-- SOURCE RECORDS --
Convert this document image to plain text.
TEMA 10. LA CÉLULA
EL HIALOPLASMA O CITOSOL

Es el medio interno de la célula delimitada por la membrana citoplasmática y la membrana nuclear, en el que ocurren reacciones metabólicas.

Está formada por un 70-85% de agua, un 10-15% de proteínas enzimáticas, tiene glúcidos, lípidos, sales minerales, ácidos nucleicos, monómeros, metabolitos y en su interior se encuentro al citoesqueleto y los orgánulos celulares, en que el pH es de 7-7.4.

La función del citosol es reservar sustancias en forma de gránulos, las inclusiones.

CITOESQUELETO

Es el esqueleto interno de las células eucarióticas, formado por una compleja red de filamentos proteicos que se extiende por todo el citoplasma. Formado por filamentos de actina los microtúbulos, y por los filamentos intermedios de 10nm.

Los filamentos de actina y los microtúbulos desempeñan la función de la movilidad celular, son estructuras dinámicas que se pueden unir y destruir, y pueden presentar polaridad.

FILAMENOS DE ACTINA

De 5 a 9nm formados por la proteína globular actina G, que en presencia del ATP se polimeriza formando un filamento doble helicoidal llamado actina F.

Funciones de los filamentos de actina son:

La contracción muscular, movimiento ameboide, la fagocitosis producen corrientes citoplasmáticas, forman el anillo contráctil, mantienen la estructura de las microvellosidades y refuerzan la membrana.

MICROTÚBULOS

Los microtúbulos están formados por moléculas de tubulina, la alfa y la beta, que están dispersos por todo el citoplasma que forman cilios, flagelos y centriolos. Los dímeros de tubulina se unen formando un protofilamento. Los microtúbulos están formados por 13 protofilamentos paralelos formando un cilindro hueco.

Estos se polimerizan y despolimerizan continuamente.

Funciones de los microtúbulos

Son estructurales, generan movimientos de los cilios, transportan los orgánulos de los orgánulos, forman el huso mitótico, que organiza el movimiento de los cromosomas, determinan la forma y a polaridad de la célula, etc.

-- OBJECTIVE --
Search the data for the string "todo" and copy each line where it appears.

-- RESULT FOR THIS TASK --
Es el esqueleto interno de las células eucarióticas, formado por una compleja red de filamentos proteicos que se extiende por todo el citoplasma. Formado por filamentos de actina los microtúbulos, y por los filamentos intermedios de 10nm.
Los microtúbulos están formados por moléculas de tubulina, la alfa y la beta, que están dispersos por todo el citoplasma que forman cilios, flagelos y centriolos. Los dímeros de tubulina se unen formando un protofilamento. Los microtúbulos están formados por 13 protofilamentos paralelos formando un cilindro hueco.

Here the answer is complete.